[START OF Data supplied]
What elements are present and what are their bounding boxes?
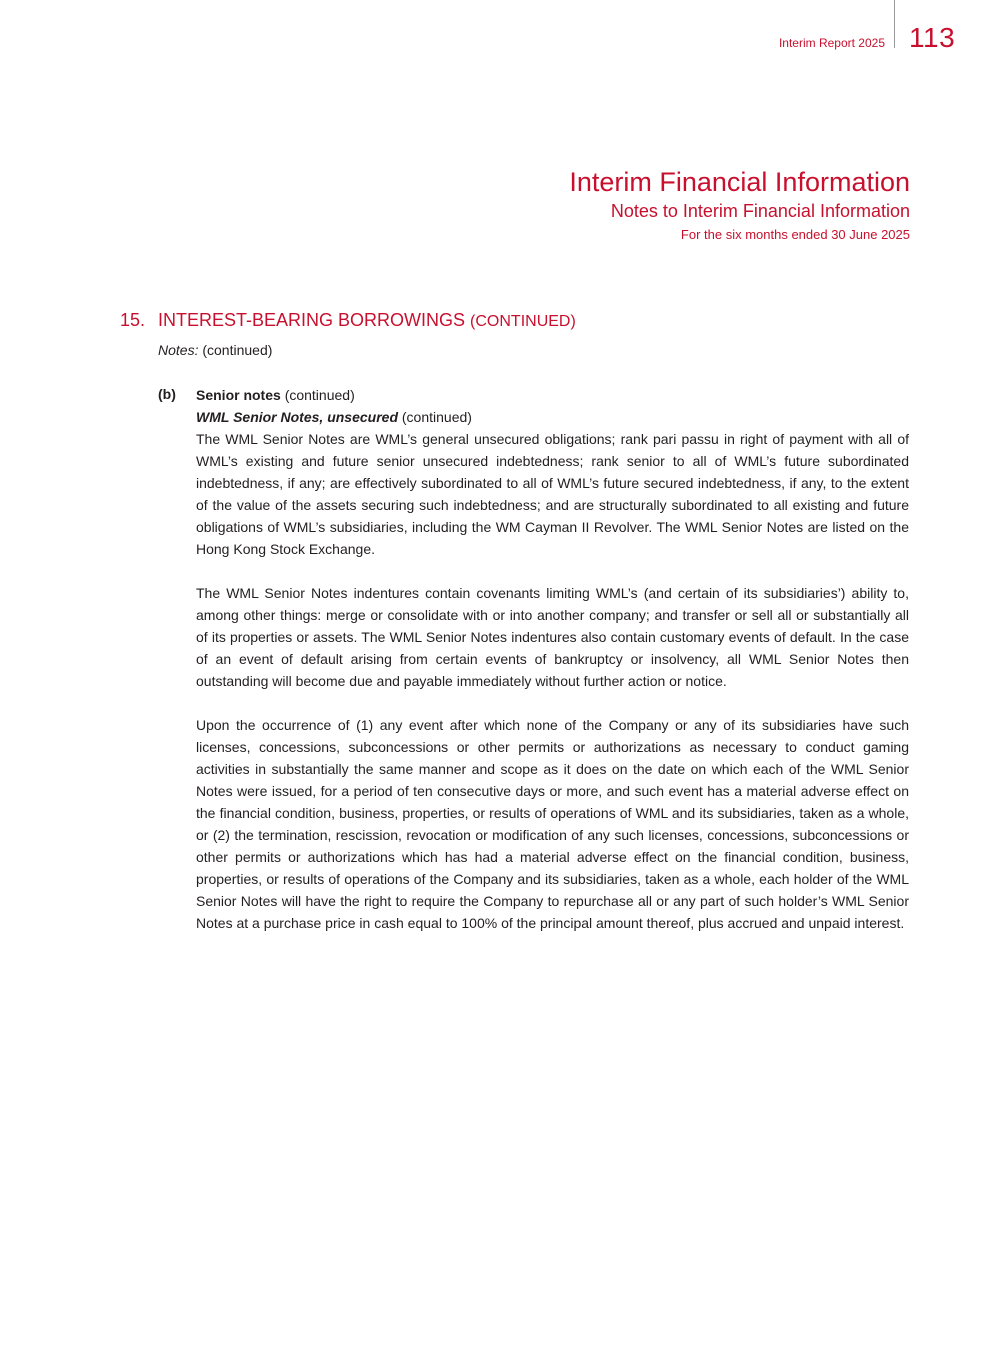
section-number: 15. [120,310,146,330]
subsection-title-continued: (continued) [284,387,355,403]
notes-label: Notes: [158,342,199,358]
reporting-period: For the six months ended 30 June 2025 [680,227,910,242]
paragraph-ranking: The WML Senior Notes are WML’s general unsecured obligations; rank pari passu in right of payment with all of WML’s existing and future senior unsecured indebtedness; rank senior to all of WML’s future subordinated indebtedness, if any; are effectively subordinated to all of WML’s future secured indebtedness, if any, to the extent of the value of the assets securing such indebtedness; and are structurally subordinated to all existing and future obligations of WML’s subsidiaries, including the WM Cayman II Revolver. The WML Senior Notes are listed on the Hong Kong Stock Exchange. [196,431,909,557]
notes-line [158,340,272,360]
paragraph-repurchase: Upon the occurrence of (1) any event after which none of the Company or any of its subsidiaries have such licenses, concessions, subconcessions or other permits or authorizations as necessary to conduct gaming activities in substantially the same manner and scope as it does on the date on which each of the WML Senior Notes were issued, for a period of ten consecutive days or more, and such event has a material adverse effect on the financial condition, business, properties, or results of operations of WML and its subsidiaries, taken as a whole, or (2) the termination, rescission, revocation or modification of any such licenses, concessions, subconcessions or other permits or authorizations which has had a material adverse effect on the financial condition, business, properties, or results of operations of the Company and its subsidiaries, taken as a whole, each holder of the WML Senior Notes will have the right to require the Company to repurchase all or any part of such holder’s WML Senior Notes at a purchase price in cash equal to 100% of the principal amount thereof, plus accrued and unpaid interest. [196,717,909,931]
page-subtitle: Notes to Interim Financial Information [610,201,910,221]
section-continued: (CONTINUED) [470,313,576,330]
subsection-title: Senior notes [196,387,281,403]
subsection-subtitle: WML Senior Notes, unsecured [196,409,398,425]
section-heading [120,310,576,331]
title-block [569,166,910,246]
subsection-subtitle-continued: (continued) [401,409,472,425]
section-title: INTEREST-BEARING BORROWINGS [158,310,466,330]
note-body [196,384,909,934]
subsection-label: (b) [158,386,176,402]
page-title: Interim Financial Information [569,167,910,197]
page-number: 113 [909,22,956,53]
header-divider [894,0,895,48]
subsection-subtitle-line [196,406,909,428]
report-name: Interim Report 2025 [778,36,885,50]
paragraph-covenants: The WML Senior Notes indentures contain covenants limiting WML’s (and certain of its subsidiaries’) ability to, among other things: merge or consolidate with or into another company; and transfer or sell all or substantially all of its properties or assets. The WML Senior Notes indentures also contain customary events of default. In the case of an event of default arising from certain events of bankruptcy or insolvency, all WML Senior Notes then outstanding will become due and payable immediately without further action or notice. [196,585,909,689]
subsection-title-line [196,384,909,406]
notes-continued: (continued) [202,342,273,358]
[END OF Data supplied]
- What to do
Please convert every line of the listing above into a Markdown table with the columns "Row" and "Line", skipping blank lines and leaving out the pictures.

- Reply
| Row | Line |
|---|---|
| 1 | What elements are present and what are their bounding boxes? |
| 2 | section-number: 15. [120,310,146,330] |
| 3 | subsection-title-continued: (continued) [284,387,355,403] |
| 4 | notes-label: Notes: [158,342,199,358] |
| 5 | reporting-period: For the six months ended 30 June 2025 [680,227,910,242] |
| 6 | paragraph-ranking: The WML Senior Notes are WML’s general unsecured obligations; rank pari passu in right of payment with all of WML’s existing and future senior unsecured indebtedness; rank senior to all of WML’s future subordinated indebtedness, if any; are effectively subordinated to all of WML’s future secured indebtedness, if any, to the extent of the value of the assets securing such indebtedness; and are structurally subordinated to all existing and future obligations of WML’s subsidiaries, including the WM Cayman II Revolver. The WML Senior Notes are listed on the Hong Kong Stock Exchange. [196,431,909,557] |
| 7 | notes-line [158,340,272,360] |
| 8 | paragraph-repurchase: Upon the occurrence of (1) any event after which none of the Company or any of its subsidiaries have such licenses, concessions, subconcessions or other permits or authorizations as necessary to conduct gaming activities in substantially the same manner and scope as it does on the date on which each of the WML Senior Notes were issued, for a period of ten consecutive days or more, and such event has a material adverse effect on the financial condition, business, properties, or results of operations of WML and its subsidiaries, taken as a whole, or (2) the termination, rescission, revocation or modification of any such licenses, concessions, subconcessions or other permits or authorizations which has had a material adverse effect on the financial condition, business, properties, or results of operations of the Company and its subsidiaries, taken as a whole, each holder of the WML Senior Notes will have the right to require the Company to repurchase all or any part of such holder’s WML Senior Notes at a purchase price in cash equal to 100% of the principal amount thereof, plus accrued and unpaid interest. [196,717,909,931] |
| 9 | page-subtitle: Notes to Interim Financial Information [610,201,910,221] |
| 10 | section-continued: (CONTINUED) [470,313,576,330] |
| 11 | subsection-title: Senior notes [196,387,281,403] |
| 12 | subsection-subtitle: WML Senior Notes, unsecured [196,409,398,425] |
| 13 | section-heading [120,310,576,331] |
| 14 | title-block [569,166,910,246] |
| 15 | subsection-subtitle-continued: (continued) [401,409,472,425] |
| 16 | section-title: INTEREST-BEARING BORROWINGS [158,310,466,330] |
| 17 | note-body [196,384,909,934] |
| 18 | subsection-label: (b) [158,386,176,402] |
| 19 | page-title: Interim Financial Information [569,167,910,197] |
| 20 | page-number: 113 [909,22,956,53] |
| 21 | header-divider [894,0,895,48] |
| 22 | subsection-subtitle-line [196,406,909,428] |
| 23 | report-name: Interim Report 2025 [778,36,885,50] |
| 24 | paragraph-covenants: The WML Senior Notes indentures contain covenants limiting WML’s (and certain of its subsidiaries’) ability to, among other things: merge or consolidate with or into another company; and transfer or sell all or substantially all of its properties or assets. The WML Senior Notes indentures also contain customary events of default. In the case of an event of default arising from certain events of bankruptcy or insolvency, all WML Senior Notes then outstanding will become due and payable immediately without further action or notice. [196,585,909,689] |
| 25 | subsection-title-line [196,384,909,406] |
| 26 | notes-continued: (continued) [202,342,273,358] |